What needs to be done. Are you able to retype all the records below exactly?

[Records from a data source]
>> begin
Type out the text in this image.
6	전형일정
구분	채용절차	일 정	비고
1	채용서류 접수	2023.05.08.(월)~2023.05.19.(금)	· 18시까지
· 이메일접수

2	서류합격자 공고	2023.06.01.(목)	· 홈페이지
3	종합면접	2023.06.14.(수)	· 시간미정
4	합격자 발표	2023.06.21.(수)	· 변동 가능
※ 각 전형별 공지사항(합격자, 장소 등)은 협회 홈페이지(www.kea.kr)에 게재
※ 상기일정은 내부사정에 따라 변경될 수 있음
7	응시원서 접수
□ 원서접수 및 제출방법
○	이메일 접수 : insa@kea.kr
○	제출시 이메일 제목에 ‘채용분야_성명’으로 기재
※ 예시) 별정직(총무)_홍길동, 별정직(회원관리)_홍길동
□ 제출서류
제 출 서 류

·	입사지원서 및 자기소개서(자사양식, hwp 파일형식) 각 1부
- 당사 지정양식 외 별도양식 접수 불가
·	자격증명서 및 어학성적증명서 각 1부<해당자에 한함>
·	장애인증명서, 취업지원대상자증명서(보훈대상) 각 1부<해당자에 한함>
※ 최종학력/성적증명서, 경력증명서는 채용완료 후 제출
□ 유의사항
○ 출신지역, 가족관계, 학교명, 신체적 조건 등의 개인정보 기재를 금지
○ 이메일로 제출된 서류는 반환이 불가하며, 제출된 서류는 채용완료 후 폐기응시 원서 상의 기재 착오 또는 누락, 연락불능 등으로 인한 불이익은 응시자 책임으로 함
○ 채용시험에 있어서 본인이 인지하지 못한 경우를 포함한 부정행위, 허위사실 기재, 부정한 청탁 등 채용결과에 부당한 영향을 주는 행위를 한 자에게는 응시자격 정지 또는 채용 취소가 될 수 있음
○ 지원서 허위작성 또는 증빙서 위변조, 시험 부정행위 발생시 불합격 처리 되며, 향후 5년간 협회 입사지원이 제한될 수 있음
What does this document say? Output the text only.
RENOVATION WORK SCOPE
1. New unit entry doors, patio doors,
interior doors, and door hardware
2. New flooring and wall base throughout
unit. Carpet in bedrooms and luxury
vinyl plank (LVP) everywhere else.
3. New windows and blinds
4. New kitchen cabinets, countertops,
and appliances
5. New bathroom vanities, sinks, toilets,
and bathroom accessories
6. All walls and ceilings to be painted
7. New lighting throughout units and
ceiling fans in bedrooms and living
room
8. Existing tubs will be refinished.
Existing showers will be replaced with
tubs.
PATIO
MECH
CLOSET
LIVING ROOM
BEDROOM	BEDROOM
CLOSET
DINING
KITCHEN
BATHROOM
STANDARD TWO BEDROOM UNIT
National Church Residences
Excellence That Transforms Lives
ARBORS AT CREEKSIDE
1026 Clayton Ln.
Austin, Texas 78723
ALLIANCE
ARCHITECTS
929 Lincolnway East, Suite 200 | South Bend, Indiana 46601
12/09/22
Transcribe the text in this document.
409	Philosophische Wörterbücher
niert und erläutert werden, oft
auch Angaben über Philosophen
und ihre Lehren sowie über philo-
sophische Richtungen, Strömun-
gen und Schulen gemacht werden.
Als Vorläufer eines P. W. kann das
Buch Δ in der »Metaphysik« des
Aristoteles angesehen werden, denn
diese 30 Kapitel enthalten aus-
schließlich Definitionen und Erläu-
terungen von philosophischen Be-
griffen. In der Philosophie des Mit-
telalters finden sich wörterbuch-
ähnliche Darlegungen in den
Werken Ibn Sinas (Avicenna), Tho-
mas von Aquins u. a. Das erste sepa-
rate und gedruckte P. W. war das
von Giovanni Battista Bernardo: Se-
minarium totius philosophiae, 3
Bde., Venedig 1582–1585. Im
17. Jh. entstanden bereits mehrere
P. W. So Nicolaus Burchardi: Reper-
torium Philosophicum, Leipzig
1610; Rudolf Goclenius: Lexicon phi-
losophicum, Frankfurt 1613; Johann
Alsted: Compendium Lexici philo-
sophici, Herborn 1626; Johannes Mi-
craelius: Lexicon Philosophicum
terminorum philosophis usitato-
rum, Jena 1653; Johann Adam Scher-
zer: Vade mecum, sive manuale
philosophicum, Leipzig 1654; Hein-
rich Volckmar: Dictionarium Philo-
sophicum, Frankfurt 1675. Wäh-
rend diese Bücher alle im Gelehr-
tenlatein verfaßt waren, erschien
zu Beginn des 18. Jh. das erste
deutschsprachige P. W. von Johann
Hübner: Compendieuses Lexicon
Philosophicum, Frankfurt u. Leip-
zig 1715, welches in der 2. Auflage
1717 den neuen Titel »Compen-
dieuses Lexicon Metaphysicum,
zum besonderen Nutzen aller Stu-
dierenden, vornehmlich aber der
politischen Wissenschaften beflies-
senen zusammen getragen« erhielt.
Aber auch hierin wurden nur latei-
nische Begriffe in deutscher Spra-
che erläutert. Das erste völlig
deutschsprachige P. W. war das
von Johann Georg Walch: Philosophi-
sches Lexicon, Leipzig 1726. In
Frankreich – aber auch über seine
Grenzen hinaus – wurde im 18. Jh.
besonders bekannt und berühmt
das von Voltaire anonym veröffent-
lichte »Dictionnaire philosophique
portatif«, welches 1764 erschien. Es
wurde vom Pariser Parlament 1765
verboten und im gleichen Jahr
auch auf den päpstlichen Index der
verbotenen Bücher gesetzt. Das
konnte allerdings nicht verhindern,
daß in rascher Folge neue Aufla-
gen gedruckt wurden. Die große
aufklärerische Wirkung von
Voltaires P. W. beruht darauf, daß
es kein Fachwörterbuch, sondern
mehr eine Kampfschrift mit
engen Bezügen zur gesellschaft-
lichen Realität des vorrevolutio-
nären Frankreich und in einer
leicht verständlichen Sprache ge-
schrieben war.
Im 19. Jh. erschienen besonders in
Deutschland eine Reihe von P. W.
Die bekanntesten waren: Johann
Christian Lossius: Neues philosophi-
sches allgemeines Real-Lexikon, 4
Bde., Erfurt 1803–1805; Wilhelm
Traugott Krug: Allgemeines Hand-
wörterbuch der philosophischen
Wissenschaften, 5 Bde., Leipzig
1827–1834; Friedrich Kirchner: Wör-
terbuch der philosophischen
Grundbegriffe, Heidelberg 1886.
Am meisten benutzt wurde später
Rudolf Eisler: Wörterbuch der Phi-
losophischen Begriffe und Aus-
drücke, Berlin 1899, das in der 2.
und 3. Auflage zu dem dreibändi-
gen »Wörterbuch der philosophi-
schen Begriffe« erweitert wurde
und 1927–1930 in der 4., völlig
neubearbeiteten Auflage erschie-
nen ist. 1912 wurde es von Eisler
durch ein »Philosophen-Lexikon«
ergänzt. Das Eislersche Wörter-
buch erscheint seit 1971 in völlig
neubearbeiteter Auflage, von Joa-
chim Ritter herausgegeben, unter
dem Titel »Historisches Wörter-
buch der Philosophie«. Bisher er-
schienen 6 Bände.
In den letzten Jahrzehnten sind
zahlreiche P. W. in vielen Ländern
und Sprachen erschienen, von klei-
>> end
Output below.
Type out the text in this image.
6	전형일정
구분	채용절차	일 정	비고
1	채용서류 접수	2023.05.08.(월)~2023.05.19.(금)	· 18시까지
· 이메일접수

2	서류합격자 공고	2023.06.01.(목)	· 홈페이지
3	종합면접	2023.06.14.(수)	· 시간미정
4	합격자 발표	2023.06.21.(수)	· 변동 가능
※ 각 전형별 공지사항(합격자, 장소 등)은 협회 홈페이지(www.kea.kr)에 게재
※ 상기일정은 내부사정에 따라 변경될 수 있음
7	응시원서 접수
□ 원서접수 및 제출방법
○	이메일 접수 : insa@kea.kr
○	제출시 이메일 제목에 ‘채용분야_성명’으로 기재
※ 예시) 별정직(총무)_홍길동, 별정직(회원관리)_홍길동
□ 제출서류
제 출 서 류

·	입사지원서 및 자기소개서(자사양식, hwp 파일형식) 각 1부
- 당사 지정양식 외 별도양식 접수 불가
·	자격증명서 및 어학성적증명서 각 1부<해당자에 한함>
·	장애인증명서, 취업지원대상자증명서(보훈대상) 각 1부<해당자에 한함>
※ 최종학력/성적증명서, 경력증명서는 채용완료 후 제출
□ 유의사항
○ 출신지역, 가족관계, 학교명, 신체적 조건 등의 개인정보 기재를 금지
○ 이메일로 제출된 서류는 반환이 불가하며, 제출된 서류는 채용완료 후 폐기응시 원서 상의 기재 착오 또는 누락, 연락불능 등으로 인한 불이익은 응시자 책임으로 함
○ 채용시험에 있어서 본인이 인지하지 못한 경우를 포함한 부정행위, 허위사실 기재, 부정한 청탁 등 채용결과에 부당한 영향을 주는 행위를 한 자에게는 응시자격 정지 또는 채용 취소가 될 수 있음
○ 지원서 허위작성 또는 증빙서 위변조, 시험 부정행위 발생시 불합격 처리 되며, 향후 5년간 협회 입사지원이 제한될 수 있음
What does this document say? Output the text only.
RENOVATION WORK SCOPE
1. New unit entry doors, patio doors,
interior doors, and door hardware
2. New flooring and wall base throughout
unit. Carpet in bedrooms and luxury
vinyl plank (LVP) everywhere else.
3. New windows and blinds
4. New kitchen cabinets, countertops,
and appliances
5. New bathroom vanities, sinks, toilets,
and bathroom accessories
6. All walls and ceilings to be painted
7. New lighting throughout units and
ceiling fans in bedrooms and living
room
8. Existing tubs will be refinished.
Existing showers will be replaced with
tubs.
PATIO
MECH
CLOSET
LIVING ROOM
BEDROOM	BEDROOM
CLOSET
DINING
KITCHEN
BATHROOM
STANDARD TWO BEDROOM UNIT
National Church Residences
Excellence That Transforms Lives
ARBORS AT CREEKSIDE
1026 Clayton Ln.
Austin, Texas 78723
ALLIANCE
ARCHITECTS
929 Lincolnway East, Suite 200 | South Bend, Indiana 46601
12/09/22
Transcribe the text in this document.
409	Philosophische Wörterbücher
niert und erläutert werden, oft
auch Angaben über Philosophen
und ihre Lehren sowie über philo-
sophische Richtungen, Strömun-
gen und Schulen gemacht werden.
Als Vorläufer eines P. W. kann das
Buch Δ in der »Metaphysik« des
Aristoteles angesehen werden, denn
diese 30 Kapitel enthalten aus-
schließlich Definitionen und Erläu-
terungen von philosophischen Be-
griffen. In der Philosophie des Mit-
telalters finden sich wörterbuch-
ähnliche Darlegungen in den
Werken Ibn Sinas (Avicenna), Tho-
mas von Aquins u. a. Das erste sepa-
rate und gedruckte P. W. war das
von Giovanni Battista Bernardo: Se-
minarium totius philosophiae, 3
Bde., Venedig 1582–1585. Im
17. Jh. entstanden bereits mehrere
P. W. So Nicolaus Burchardi: Reper-
torium Philosophicum, Leipzig
1610; Rudolf Goclenius: Lexicon phi-
losophicum, Frankfurt 1613; Johann
Alsted: Compendium Lexici philo-
sophici, Herborn 1626; Johannes Mi-
craelius: Lexicon Philosophicum
terminorum philosophis usitato-
rum, Jena 1653; Johann Adam Scher-
zer: Vade mecum, sive manuale
philosophicum, Leipzig 1654; Hein-
rich Volckmar: Dictionarium Philo-
sophicum, Frankfurt 1675. Wäh-
rend diese Bücher alle im Gelehr-
tenlatein verfaßt waren, erschien
zu Beginn des 18. Jh. das erste
deutschsprachige P. W. von Johann
Hübner: Compendieuses Lexicon
Philosophicum, Frankfurt u. Leip-
zig 1715, welches in der 2. Auflage
1717 den neuen Titel »Compen-
dieuses Lexicon Metaphysicum,
zum besonderen Nutzen aller Stu-
dierenden, vornehmlich aber der
politischen Wissenschaften beflies-
senen zusammen getragen« erhielt.
Aber auch hierin wurden nur latei-
nische Begriffe in deutscher Spra-
che erläutert. Das erste völlig
deutschsprachige P. W. war das
von Johann Georg Walch: Philosophi-
sches Lexicon, Leipzig 1726. In
Frankreich – aber auch über seine
Grenzen hinaus – wurde im 18. Jh.
besonders bekannt und berühmt
das von Voltaire anonym veröffent-
lichte »Dictionnaire philosophique
portatif«, welches 1764 erschien. Es
wurde vom Pariser Parlament 1765
verboten und im gleichen Jahr
auch auf den päpstlichen Index der
verbotenen Bücher gesetzt. Das
konnte allerdings nicht verhindern,
daß in rascher Folge neue Aufla-
gen gedruckt wurden. Die große
aufklärerische Wirkung von
Voltaires P. W. beruht darauf, daß
es kein Fachwörterbuch, sondern
mehr eine Kampfschrift mit
engen Bezügen zur gesellschaft-
lichen Realität des vorrevolutio-
nären Frankreich und in einer
leicht verständlichen Sprache ge-
schrieben war.
Im 19. Jh. erschienen besonders in
Deutschland eine Reihe von P. W.
Die bekanntesten waren: Johann
Christian Lossius: Neues philosophi-
sches allgemeines Real-Lexikon, 4
Bde., Erfurt 1803–1805; Wilhelm
Traugott Krug: Allgemeines Hand-
wörterbuch der philosophischen
Wissenschaften, 5 Bde., Leipzig
1827–1834; Friedrich Kirchner: Wör-
terbuch der philosophischen
Grundbegriffe, Heidelberg 1886.
Am meisten benutzt wurde später
Rudolf Eisler: Wörterbuch der Phi-
losophischen Begriffe und Aus-
drücke, Berlin 1899, das in der 2.
und 3. Auflage zu dem dreibändi-
gen »Wörterbuch der philosophi-
schen Begriffe« erweitert wurde
und 1927–1930 in der 4., völlig
neubearbeiteten Auflage erschie-
nen ist. 1912 wurde es von Eisler
durch ein »Philosophen-Lexikon«
ergänzt. Das Eislersche Wörter-
buch erscheint seit 1971 in völlig
neubearbeiteter Auflage, von Joa-
chim Ritter herausgegeben, unter
dem Titel »Historisches Wörter-
buch der Philosophie«. Bisher er-
schienen 6 Bände.
In den letzten Jahrzehnten sind
zahlreiche P. W. in vielen Ländern
und Sprachen erschienen, von klei-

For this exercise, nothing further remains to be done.